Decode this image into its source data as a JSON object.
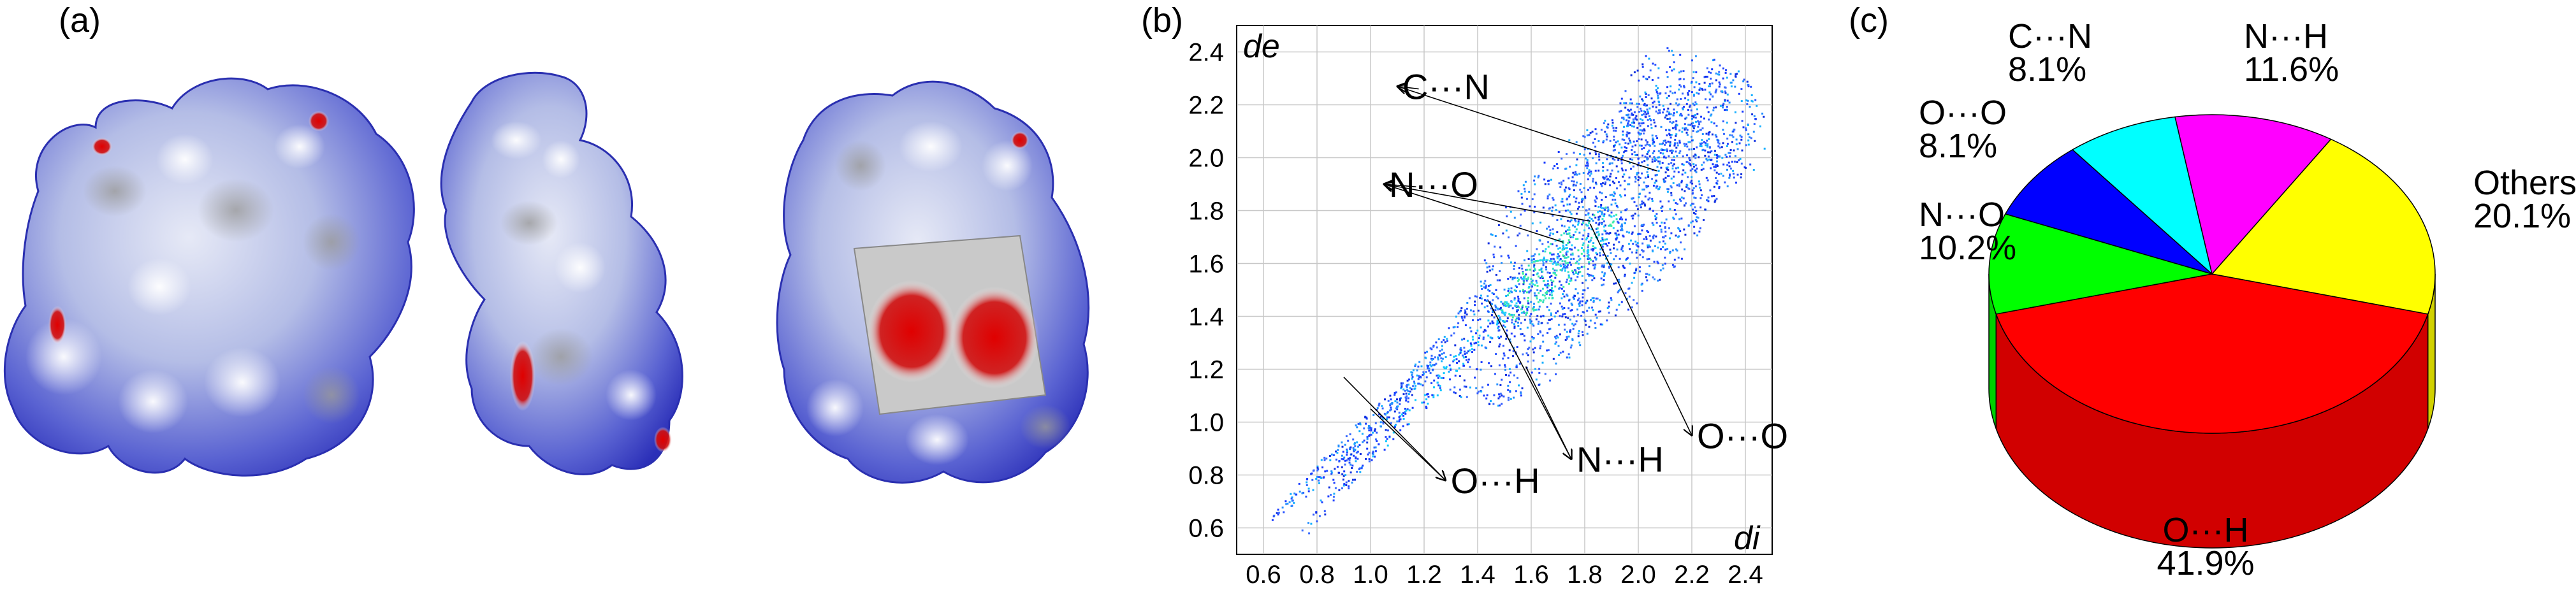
{
  "panels": {
    "a": {
      "label": "(a)"
    },
    "b": {
      "label": "(b)"
    },
    "c": {
      "label": "(c)"
    }
  },
  "chart_data": [
    {
      "type": "scatter",
      "panel": "(b)",
      "title": "",
      "xlabel": "di",
      "ylabel": "de",
      "xlim": [
        0.5,
        2.5
      ],
      "ylim": [
        0.5,
        2.5
      ],
      "x_ticks": [
        "0.6",
        "0.8",
        "1.0",
        "1.2",
        "1.4",
        "1.6",
        "1.8",
        "2.0",
        "2.2",
        "2.4"
      ],
      "y_ticks": [
        "0.6",
        "0.8",
        "1.0",
        "1.2",
        "1.4",
        "1.6",
        "1.8",
        "2.0",
        "2.2",
        "2.4"
      ],
      "grid": true,
      "annotations": [
        {
          "label": "C···N",
          "at": [
            1.1,
            2.27
          ],
          "targets": [
            [
              1.18,
              2.26
            ],
            [
              2.07,
              1.95
            ]
          ]
        },
        {
          "label": "N···O",
          "at": [
            1.05,
            1.9
          ],
          "targets": [
            [
              1.17,
              1.89
            ],
            [
              1.72,
              1.68
            ],
            [
              1.82,
              1.76
            ]
          ]
        },
        {
          "label": "O···O",
          "at": [
            2.2,
            0.95
          ],
          "targets": [
            [
              1.82,
              1.75
            ]
          ]
        },
        {
          "label": "N···H",
          "at": [
            1.75,
            0.86
          ],
          "targets": [
            [
              1.44,
              1.46
            ],
            [
              1.58,
              1.21
            ]
          ]
        },
        {
          "label": "O···H",
          "at": [
            1.28,
            0.78
          ],
          "targets": [
            [
              0.9,
              1.17
            ],
            [
              1.0,
              1.05
            ]
          ]
        }
      ]
    },
    {
      "type": "pie",
      "panel": "(c)",
      "title": "",
      "slices": [
        {
          "label": "O···H",
          "value": 41.9,
          "value_label": "41.9%",
          "color": "#ff0000"
        },
        {
          "label": "N···O",
          "value": 10.2,
          "value_label": "10.2%",
          "color": "#00ff00"
        },
        {
          "label": "O···O",
          "value": 8.1,
          "value_label": "8.1%",
          "color": "#0000ff"
        },
        {
          "label": "C···N",
          "value": 8.1,
          "value_label": "8.1%",
          "color": "#00ffff"
        },
        {
          "label": "N···H",
          "value": 11.6,
          "value_label": "11.6%",
          "color": "#ff00ff"
        },
        {
          "label": "Others",
          "value": 20.1,
          "value_label": "20.1%",
          "color": "#ffff00"
        }
      ]
    }
  ]
}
++++++++++++++++++++
→ **WORK TO COMPLETE**
Gather and return every line that holds the string "color".

→ **SOLUTION TO THIS TASK**
          "color": "#ff0000"
          "color": "#00ff00"
          "color": "#0000ff"
          "color": "#00ffff"
          "color": "#ff00ff"
          "color": "#ffff00"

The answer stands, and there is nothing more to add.